-- START OF Excerpted records --

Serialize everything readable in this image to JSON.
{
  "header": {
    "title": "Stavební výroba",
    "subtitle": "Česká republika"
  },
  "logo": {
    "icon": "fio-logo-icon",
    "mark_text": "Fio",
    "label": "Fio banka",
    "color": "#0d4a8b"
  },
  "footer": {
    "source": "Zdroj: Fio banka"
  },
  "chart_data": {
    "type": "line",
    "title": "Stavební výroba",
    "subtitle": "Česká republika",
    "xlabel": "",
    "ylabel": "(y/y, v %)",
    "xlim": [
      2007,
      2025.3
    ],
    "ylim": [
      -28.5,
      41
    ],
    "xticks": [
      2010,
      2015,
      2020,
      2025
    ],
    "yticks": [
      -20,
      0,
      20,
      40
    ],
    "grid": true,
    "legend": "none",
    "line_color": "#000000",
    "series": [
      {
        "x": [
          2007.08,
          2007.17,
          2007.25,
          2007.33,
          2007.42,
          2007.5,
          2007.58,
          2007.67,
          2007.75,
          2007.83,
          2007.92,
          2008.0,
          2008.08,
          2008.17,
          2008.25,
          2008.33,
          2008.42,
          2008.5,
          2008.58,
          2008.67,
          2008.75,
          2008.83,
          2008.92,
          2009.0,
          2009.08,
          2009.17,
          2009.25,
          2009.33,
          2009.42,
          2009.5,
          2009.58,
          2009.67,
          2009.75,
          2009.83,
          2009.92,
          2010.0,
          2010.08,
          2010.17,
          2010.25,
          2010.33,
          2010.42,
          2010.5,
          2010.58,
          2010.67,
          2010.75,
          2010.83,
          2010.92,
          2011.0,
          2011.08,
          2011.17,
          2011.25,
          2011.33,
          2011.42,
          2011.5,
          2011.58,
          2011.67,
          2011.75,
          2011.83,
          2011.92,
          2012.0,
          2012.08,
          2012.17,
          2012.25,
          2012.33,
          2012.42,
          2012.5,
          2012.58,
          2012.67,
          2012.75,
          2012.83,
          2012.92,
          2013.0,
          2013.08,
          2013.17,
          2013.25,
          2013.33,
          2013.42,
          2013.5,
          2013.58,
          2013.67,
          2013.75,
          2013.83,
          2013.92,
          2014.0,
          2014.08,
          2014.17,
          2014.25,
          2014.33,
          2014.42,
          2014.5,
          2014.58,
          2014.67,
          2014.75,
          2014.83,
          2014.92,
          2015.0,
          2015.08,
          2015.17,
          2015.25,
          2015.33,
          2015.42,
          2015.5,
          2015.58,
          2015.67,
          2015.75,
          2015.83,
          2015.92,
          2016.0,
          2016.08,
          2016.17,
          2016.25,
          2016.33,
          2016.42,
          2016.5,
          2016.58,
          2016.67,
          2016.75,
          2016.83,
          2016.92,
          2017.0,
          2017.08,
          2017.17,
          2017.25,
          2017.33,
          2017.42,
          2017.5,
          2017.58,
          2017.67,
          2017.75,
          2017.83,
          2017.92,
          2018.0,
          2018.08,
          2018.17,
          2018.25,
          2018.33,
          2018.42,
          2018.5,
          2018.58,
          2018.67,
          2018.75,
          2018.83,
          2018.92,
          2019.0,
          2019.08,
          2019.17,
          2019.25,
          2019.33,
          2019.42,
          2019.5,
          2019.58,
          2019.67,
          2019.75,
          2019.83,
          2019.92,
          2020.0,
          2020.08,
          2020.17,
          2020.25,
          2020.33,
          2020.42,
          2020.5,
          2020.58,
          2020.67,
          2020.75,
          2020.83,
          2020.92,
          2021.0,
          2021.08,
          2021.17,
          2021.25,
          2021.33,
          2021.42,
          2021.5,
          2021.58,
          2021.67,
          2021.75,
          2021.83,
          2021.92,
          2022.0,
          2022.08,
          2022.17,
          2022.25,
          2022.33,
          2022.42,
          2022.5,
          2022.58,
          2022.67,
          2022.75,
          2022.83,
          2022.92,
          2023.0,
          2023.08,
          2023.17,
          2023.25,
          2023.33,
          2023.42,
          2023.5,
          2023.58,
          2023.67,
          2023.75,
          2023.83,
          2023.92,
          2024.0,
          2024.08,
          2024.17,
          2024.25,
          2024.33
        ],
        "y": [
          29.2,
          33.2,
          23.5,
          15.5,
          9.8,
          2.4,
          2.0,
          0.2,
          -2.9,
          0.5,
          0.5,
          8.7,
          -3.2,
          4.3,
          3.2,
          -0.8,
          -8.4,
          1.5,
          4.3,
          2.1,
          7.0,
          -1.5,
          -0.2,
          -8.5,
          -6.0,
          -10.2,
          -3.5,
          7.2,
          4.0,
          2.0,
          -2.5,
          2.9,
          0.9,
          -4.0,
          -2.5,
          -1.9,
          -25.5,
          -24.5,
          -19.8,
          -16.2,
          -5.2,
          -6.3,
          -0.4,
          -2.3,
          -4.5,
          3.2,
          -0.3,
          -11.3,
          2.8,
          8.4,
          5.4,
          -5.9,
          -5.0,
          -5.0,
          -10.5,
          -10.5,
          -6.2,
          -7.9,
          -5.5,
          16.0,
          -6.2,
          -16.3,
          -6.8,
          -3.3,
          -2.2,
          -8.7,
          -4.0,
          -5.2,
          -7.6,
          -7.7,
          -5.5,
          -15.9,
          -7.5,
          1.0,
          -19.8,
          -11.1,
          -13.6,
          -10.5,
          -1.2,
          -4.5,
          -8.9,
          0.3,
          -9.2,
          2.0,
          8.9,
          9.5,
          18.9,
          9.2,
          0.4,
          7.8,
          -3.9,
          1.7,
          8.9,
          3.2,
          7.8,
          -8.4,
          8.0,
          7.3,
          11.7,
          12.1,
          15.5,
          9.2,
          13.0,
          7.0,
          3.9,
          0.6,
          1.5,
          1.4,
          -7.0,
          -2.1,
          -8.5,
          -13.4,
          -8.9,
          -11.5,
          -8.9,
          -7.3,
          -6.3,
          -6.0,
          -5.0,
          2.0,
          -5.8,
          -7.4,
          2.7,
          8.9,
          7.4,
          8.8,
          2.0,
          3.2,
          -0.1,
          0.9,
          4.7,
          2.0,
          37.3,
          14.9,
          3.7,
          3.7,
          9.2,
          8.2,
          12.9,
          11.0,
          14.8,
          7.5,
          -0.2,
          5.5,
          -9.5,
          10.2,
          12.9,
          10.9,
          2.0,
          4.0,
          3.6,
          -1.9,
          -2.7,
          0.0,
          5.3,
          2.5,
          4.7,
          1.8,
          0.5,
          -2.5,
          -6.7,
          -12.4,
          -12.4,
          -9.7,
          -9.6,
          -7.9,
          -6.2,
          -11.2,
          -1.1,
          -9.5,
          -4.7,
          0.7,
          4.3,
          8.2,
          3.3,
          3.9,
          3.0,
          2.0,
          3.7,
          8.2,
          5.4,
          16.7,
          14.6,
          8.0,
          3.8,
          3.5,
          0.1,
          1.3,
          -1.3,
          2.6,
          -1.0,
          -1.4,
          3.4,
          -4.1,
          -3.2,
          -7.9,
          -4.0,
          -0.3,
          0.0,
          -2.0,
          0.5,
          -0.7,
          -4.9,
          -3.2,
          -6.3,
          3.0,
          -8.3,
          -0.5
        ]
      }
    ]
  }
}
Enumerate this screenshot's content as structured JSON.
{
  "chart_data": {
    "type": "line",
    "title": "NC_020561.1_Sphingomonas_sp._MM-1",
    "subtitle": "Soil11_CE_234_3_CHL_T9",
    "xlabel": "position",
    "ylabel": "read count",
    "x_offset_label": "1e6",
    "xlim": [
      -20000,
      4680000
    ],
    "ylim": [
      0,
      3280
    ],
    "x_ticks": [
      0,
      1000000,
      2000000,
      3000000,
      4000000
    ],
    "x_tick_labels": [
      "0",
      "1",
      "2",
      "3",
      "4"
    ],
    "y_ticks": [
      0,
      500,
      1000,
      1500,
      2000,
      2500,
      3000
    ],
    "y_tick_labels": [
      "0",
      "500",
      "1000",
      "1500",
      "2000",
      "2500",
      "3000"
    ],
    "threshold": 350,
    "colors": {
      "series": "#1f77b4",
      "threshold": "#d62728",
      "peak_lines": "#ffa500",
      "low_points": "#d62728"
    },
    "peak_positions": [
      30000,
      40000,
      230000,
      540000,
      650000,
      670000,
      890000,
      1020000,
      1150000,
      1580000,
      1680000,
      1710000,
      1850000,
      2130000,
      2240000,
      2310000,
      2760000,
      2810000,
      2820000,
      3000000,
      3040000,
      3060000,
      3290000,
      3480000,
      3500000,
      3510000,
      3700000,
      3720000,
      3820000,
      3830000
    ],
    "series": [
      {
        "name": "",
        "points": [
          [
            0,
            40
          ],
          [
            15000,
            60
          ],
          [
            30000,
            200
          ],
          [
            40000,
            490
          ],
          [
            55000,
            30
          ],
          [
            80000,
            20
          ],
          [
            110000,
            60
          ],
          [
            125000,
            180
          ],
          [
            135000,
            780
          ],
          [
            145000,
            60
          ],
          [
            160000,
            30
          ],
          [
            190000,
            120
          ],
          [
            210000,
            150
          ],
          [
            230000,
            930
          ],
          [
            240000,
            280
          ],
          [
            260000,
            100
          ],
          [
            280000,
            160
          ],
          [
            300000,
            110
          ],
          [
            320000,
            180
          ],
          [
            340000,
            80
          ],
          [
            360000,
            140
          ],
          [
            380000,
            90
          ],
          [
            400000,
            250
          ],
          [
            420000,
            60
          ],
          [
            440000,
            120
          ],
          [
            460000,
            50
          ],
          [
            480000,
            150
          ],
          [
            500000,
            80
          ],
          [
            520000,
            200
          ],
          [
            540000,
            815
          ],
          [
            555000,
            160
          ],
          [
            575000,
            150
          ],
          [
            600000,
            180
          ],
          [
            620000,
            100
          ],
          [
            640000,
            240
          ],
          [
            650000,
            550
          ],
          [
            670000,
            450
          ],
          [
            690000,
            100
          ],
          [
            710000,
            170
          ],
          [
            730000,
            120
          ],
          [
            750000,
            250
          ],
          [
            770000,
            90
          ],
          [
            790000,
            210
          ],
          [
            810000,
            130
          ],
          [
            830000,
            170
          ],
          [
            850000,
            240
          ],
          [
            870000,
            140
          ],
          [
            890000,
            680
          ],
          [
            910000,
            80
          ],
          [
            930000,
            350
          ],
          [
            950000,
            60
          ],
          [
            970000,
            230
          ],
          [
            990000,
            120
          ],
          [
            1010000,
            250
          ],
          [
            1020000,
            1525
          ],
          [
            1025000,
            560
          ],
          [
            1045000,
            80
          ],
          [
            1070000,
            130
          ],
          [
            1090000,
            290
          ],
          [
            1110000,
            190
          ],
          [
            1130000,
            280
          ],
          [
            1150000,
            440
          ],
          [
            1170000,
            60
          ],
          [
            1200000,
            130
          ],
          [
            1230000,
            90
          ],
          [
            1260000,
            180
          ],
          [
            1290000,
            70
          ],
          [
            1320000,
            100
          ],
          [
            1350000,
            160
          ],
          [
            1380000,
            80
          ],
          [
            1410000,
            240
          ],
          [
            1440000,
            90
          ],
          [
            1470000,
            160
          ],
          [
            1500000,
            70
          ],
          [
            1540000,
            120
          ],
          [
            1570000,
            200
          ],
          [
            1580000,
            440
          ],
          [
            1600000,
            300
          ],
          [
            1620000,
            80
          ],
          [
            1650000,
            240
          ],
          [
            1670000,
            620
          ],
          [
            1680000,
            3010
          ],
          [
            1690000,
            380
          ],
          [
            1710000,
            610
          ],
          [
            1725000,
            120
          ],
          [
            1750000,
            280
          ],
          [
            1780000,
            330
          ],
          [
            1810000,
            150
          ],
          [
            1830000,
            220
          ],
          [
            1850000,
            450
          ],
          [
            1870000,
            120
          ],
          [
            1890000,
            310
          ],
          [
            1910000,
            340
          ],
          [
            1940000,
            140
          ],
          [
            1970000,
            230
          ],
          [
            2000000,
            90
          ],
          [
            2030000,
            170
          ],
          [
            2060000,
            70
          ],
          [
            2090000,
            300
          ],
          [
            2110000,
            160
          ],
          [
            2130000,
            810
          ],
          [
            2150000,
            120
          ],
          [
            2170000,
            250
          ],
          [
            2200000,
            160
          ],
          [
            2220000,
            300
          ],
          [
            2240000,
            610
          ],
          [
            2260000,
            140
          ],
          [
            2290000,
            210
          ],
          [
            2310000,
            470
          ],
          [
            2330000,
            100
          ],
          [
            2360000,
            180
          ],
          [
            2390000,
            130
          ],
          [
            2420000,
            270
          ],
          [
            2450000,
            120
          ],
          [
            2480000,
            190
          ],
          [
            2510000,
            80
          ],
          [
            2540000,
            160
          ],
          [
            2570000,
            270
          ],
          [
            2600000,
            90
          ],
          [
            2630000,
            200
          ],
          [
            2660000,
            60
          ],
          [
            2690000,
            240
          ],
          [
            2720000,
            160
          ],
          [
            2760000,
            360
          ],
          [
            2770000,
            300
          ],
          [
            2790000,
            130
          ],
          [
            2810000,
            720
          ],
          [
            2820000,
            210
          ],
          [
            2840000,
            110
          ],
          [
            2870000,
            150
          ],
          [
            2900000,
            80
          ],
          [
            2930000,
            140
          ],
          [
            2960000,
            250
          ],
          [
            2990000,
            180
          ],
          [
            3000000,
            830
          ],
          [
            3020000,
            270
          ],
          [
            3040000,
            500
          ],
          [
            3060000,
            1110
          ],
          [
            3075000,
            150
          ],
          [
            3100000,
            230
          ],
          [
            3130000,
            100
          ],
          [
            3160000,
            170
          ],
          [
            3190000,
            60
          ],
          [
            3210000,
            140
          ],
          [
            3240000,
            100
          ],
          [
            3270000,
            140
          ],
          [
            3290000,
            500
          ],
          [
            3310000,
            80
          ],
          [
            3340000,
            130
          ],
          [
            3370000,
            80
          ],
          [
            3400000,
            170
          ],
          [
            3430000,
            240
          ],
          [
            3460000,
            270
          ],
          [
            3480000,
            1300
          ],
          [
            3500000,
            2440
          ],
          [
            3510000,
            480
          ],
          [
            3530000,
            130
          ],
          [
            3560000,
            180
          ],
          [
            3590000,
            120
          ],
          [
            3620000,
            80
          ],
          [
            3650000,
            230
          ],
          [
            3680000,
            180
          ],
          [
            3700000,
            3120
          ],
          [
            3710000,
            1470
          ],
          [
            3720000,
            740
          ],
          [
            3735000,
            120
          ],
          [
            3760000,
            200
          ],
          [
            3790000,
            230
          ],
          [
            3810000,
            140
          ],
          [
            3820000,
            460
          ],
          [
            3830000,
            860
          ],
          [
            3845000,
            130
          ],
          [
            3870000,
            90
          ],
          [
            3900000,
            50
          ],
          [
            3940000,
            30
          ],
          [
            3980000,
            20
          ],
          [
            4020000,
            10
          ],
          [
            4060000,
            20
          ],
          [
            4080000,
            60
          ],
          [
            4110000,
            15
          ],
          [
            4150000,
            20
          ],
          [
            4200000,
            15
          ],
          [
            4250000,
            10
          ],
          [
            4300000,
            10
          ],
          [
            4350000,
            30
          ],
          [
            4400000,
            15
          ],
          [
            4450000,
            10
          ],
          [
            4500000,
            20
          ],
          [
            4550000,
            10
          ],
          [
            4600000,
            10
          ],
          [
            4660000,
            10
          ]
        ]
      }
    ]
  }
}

-- END OF Excerpted records --

§ **What the task asks**: Find each line that has the word "subtitle", then copy it out.

§ **Full response**:
    "subtitle": "Česká republika"
    "subtitle": "Česká republika",
    "subtitle": "Soil11_CE_234_3_CHL_T9",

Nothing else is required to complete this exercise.